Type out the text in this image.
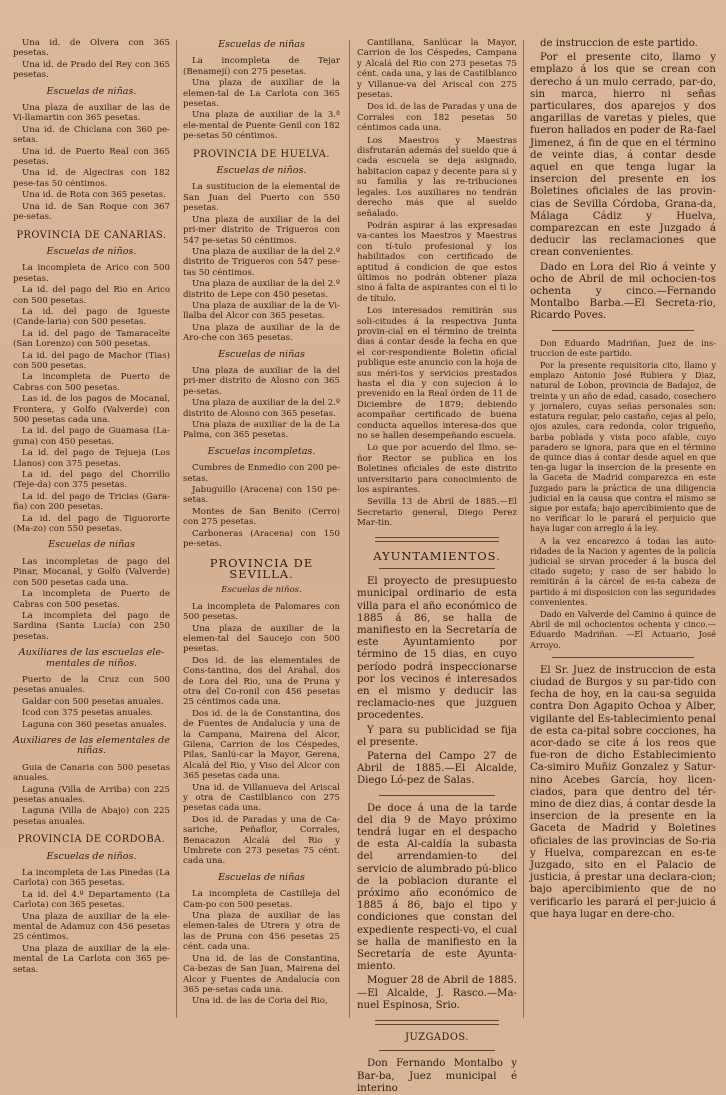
Una id. de Olvera con 365 pesetas.

Una id. de Prado del Rey con 365 pesetas.

Escuelas de niñas.

Una plaza de auxiliar de las de Vi-llamartin con 365 pesetas.

Una id. de Chiclana con 360 pe-setas.

Una id. de Puerto Real con 365 pesetas.

Una id. de Algeciras con 182 pese-tas 50 céntimos.

Una id. de Rota con 365 pesetas.

Una id. de San Roque con 367 pe-setas.

PROVINCIA DE CANARIAS.
Escuelas de niños.

La incompleta de Arico con 500 pesetas.

La id. del pago del Rio en Arico con 500 pesetas.

La id. del pago de Igueste (Cande-laria) con 500 pesetas.

La id. del pago de Tamaracelte (San Lorenzo) con 500 pesetas.

La id. del pago de Machor (Tias) con 500 pesetas.

La incompleta de Puerto de Cabras con 500 pesetas.

Las id. de los pagos de Mocanal, Frontera, y Golfo (Valverde) con 500 pesetas cada una.

La id. del pago de Guamasa (La-guna) con 450 pesetas.

La id. del pago de Tejueja (Los Llanos) con 375 pesetas.

La id. del pago del Chorrillo (Teje-da) con 375 pesetas.

La id. del pago de Tricias (Gara-fia) con 200 pesetas.

La id. del pago de Tiguororte (Ma-zo) con 550 pesetas.

Escuelas de niñas

Las incompletas de pago del Pinar, Mocanal, y Golfo (Valverde) con 500 pesetas cada una.

La incompleta de Puerto de Cabras con 500 pesetas.

La incompleta del pago de Sardina (Santa Lucía) con 250 pesetas.

Auxiliares de las escuelas ele-mentales de niños.

Puerto de la Cruz con 500 pesetas anuales.

Galdar con 500 pesetas anuales.

Icod con 375 pesetas anuales.

Laguna con 360 pesetas anuales.

Auxiliares de las elementales de niñas.

Guia de Canaria con 500 pesetas anuales.

Laguna (Villa de Arriba) con 225 pesetas anuales.

Laguna (Villa de Abajo) con 225 pesetas anuales.

PROVINCIA DE CORDOBA.
Escuelas de niños.

La incompleta de Las Pinedas (La Carlota) con 365 pesetas.

La id. del 4.º Departamento (La Carlota) con 365 pesetas.

Una plaza de auxiliar de la ele-mental de Adamuz con 456 pesetas 25 céntimos.

Una plaza de auxiliar de la ele-mental de La Carlota con 365 pe-setas.

Escuelas de niñas

La incompleta de Tejar (Benamejí) con 275 pesetas.

Una plaza de auxiliar de la elemen-tal de La Carlota con 365 pesetas.

Una plaza de auxiliar de la 3.ª ele-mental de Puente Genil con 182 pe-setas 50 céntimos.

PROVINCIA DE HUELVA.
Escuelas de niños.

La sustitucion de la elemental de San Juan del Puerto con 550 pesetas.

Una plaza de auxiliar de la del pri-mer distrito de Trigueros con 547 pe-setas 50 céntimos.

Una plaza de auxiliar de la del 2.º distrito de Trigueros con 547 pese-tas 50 céntimos.

Una plaza de auxiliar de la del 2.º distrito de Lepe con 450 pesetas.

Una plaza de auxiliar de la de Vi-llalba del Alcor con 365 pesetas.

Una plaza de auxiliar de la de Aro-che con 365 pesetas.

Escuelas de niñas

Una plaza de auxiliar de la del pri-mer distrito de Alosno con 365 pe-setas.

Una plaza de auxiliar de la del 2.º distrito de Alosno con 365 pesetas.

Una plaza de auxiliar de la de La Palma, con 365 pesetas.

Escuelas incompletas.

Cumbres de Enmedio con 200 pe-setas.

Jabuguillo (Aracena) con 150 pe-setas.

Montes de San Benito (Cerro) con 275 pesetas.

Carboneras (Aracena) con 150 pe-setas.

PROVINCIA DE SEVILLA.
Escuelas de niños.

La incompleta de Palomares con 500 pesetas.

Una plaza de auxiliar de la elemen-tal del Saucejo con 500 pesetas.

Dos id. de las elementales de Cons-tantina, dos del Arahal, dos de Lora del Rio, una de Pruna y otra del Co-ronil con 456 pesetas 25 céntimos cada una.

Dos id. de la de Constantina, dos de Fuentes de Andalucía y una de la Campana, Mairena del Alcor, Gilena, Carrion de los Céspedes, Pilas, Sanlú-car la Mayor, Gerena, Alcalá del Rio, y Viso del Alcor con 365 pesetas cada una.

Una id. de Villanueva del Ariscal y otra de Castilblanco con 275 pesetas cada una.

Dos id. de Paradas y una de Ca-sariche, Peñaflor, Corrales, Benacazon Alcalá del Rio y Umbrete con 273 pesetas 75 cént. cada una.

Escuelas de niñas

La incompleta de Castilleja del Cam-po con 500 pesetas.

Una plaza de auxiliar de las elemen-tales de Utrera y otra de las de Pruna con 456 pesetas 25 cént. cada una.

Una id. de las de Constantina, Ca-bezas de San Juan, Mairena del Alcor y Fuentes de Andalucía con 365 pe-setas cada una.

Una id. de las de Coria del Rio,

Cantillana, Sanlúcar la Mayor, Carrion de los Céspedes, Campana y Alcalá del Rio con 273 pesetas 75 cént. cada una, y las de Castilblanco y Villanue-va del Ariscal con 275 pesetas.

Dos id. de las de Paradas y una de Corrales con 182 pesetas 50 céntimos cada una.

Los Maestros y Maestras disfrutarán además del sueldo que á cada escuela se deja asignado, habitacion capaz y decente para si y su familia y las re-tribuciones legales. Los auxiliares no tendrán derecho más que al sueldo señalado.

Podrán aspirar á las expresadas va-cantes los Maestros y Maestras con tí-tulo profesional y los habilitados con certificado de aptitud á condicion de que estos últimos no podrán obtener plaza sino á falta de aspirantes con el ti lo de título.

Los interesados remitirán sus soli-citudes á la respectiva Junta provin-cial en el término de treinta dias á contar desde la fecha en que el cor-respondiente Boletin oficial publique este anuncio con la hoja de sus méri-tos y servicios prestados hasta el dia y con sujecion á lo prevenido en la Real órden de 11 de Diciembre de 1879; debiendo acompañar certificado de buena conducta aquellos interesa-dos que no se hallen desempeñando escuela.

Lo que por acuerdo del Ilmo. se-ñor Rector se publica en los Boletines oficiales de este distrito universitario para conocimiento de los aspirantes.

Sevilla 13 de Abril de 1885.—El Secretario general, Diego Perez Mar-tin.

AYUNTAMIENTOS.

El proyecto de presupuesto municipal ordinario de esta villa para el año económico de 1885 á 86, se halla de manifiesto en la Secretaría de este Ayuntamiento por término de 15 dias, en cuyo período podrá inspeccionarse por los vecinos é interesados en el mismo y deducir las reclamacio-nes que juzguen procedentes.

Y para su publicidad se fija el presente.

Paterna del Campo 27 de Abril de 1885.—El Alcalde, Diego Ló-pez de Salas.

De doce á una de la tarde del dia 9 de Mayo próximo tendrá lugar en el despacho de esta Al-caldía la subasta del arrendamien-to del servicio de alumbrado pú-blico de la poblacion durante el próximo año económico de 1885 á 86, bajo el tipo y condiciones que constan del expediente respecti-vo, el cual se halla de manifiesto en la Secretaría de este Ayunta-miento.

Moguer 28 de Abril de 1885. —El Alcalde, J. Rasco.—Ma-nuel Espinosa, Srio.

JUZGADOS.

Don Fernando Montalbo y Bar-ba, Juez municipal é interino

de instruccion de este partido.

Por el presente cito, llamo y emplazo á los que se crean con derecho á un mulo cerrado, par-do, sin marca, hierro ni señas particulares, dos aparejos y dos angarillas de varetas y pieles, que fueron hallados en poder de Ra-fael Jimenez, á fin de que en el término de veinte dias, á contar desde aquel en que tenga lugar la insercion del presente en los Boletines oficiales de las provin-cias de Sevilla Córdoba, Grana-da, Málaga Cádiz y Huelva, comparezcan en este Juzgado á deducir las reclamaciones que crean convenientes.

Dado en Lora del Rio á veinte y ocho de Abril de mil ochocien-tos ochenta y cinco.—Fernando Montalbo Barba.—El Secreta-rio, Ricardo Poves.

Don Eduardo Madriñan, Juez de ins-truccion de este partido.

Por la presente requisitoria cito, llamo y emplazo Antonio José Rubiera y Diaz, natural de Lobon, provincia de Badajoz, de treinta y un año de edad, casado, cosechero y jornalero, cuyas señas personales son: estatura regular, pelo castaño, cejas al pelo, ojos azules, cara redonda, color trigueño, barba poblada y vista poco afable, cuyo paradero se ignora, para que en el término de quince dias á contar desde aquel en que ten-ga lugar la insercion de la presente en la Gaceta de Madrid comparezca en este Juzgado para la práctica de una diligencia judicial en la causa que contra el mismo se sigue por estafa; bajo apercibimiento que de no verificar lo le parará el perjuicio que haya lugar con arreglo á la ley.

A la vez encarezco á todas las auto-ridades de la Nacion y agentes de la policía judicial se sirvan proceder á la busca del citado sugeto; y caso de ser habido lo remitirán á la cárcel de es-ta cabeza de partido á mi disposicion con las seguridades convenientes.

Dado en Valverde del Camino á quince de Abril de mil ochocientos ochenta y cinco.—Eduardo Madriñan. —El Actuario, José Arroyo.

El Sr. Juez de instruccion de esta ciudad de Burgos y su par-tido con fecha de hoy, en la cau-sa seguida contra Don Agapito Ochoa y Alber, vigilante del Es-tablecimiento penal de esta ca-pital sobre cocciones, ha acor-dado se cite á los reos que fue-ron de dicho Establecimiento Ca-simiro Muñiz Gonzalez y Satur-nino Acebes García, hoy licen-ciados, para que dentro del tér-mino de diez dias, á contar desde la insercion de la presente en la Gaceta de Madrid y Boletines oficiales de las provincias de So-ria y Huelva, comparezcan en es-te Juzgado, sito en el Palacio de justicia, á prestar una declara-cion; bajo apercibimiento que de no verificarlo les parará el per-juicio á que haya lugar en dere-cho.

——————

Look through the records and gather each line with the word "Gaceta".

Por la presente requisitoria cito, llamo y emplazo Antonio José Rubiera y Diaz, natural de Lobon, provincia de Badajoz, de treinta y un año de edad, casado, cosechero y jornalero, cuyas señas personales son: estatura regular, pelo castaño, cejas al pelo, ojos azules, cara redonda, color trigueño, barba poblada y vista poco afable, cuyo paradero se ignora, para que en el término de quince dias á contar desde aquel en que ten-ga lugar la insercion de la presente en la Gaceta de Madrid comparezca en este Juzgado para la práctica de una diligencia judicial en la causa que contra el mismo se sigue por estafa; bajo apercibimiento que de no verificar lo le parará el perjuicio que haya lugar con arreglo á la ley.
El Sr. Juez de instruccion de esta ciudad de Burgos y su par-tido con fecha de hoy, en la cau-sa seguida contra Don Agapito Ochoa y Alber, vigilante del Es-tablecimiento penal de esta ca-pital sobre cocciones, ha acor-dado se cite á los reos que fue-ron de dicho Establecimiento Ca-simiro Muñiz Gonzalez y Satur-nino Acebes García, hoy licen-ciados, para que dentro del tér-mino de diez dias, á contar desde la insercion de la presente en la Gaceta de Madrid y Boletines oficiales de las provincias de So-ria y Huelva, comparezcan en es-te Juzgado, sito en el Palacio de justicia, á prestar una declara-cion; bajo apercibimiento que de no verificarlo les parará el per-juicio á que haya lugar en dere-cho.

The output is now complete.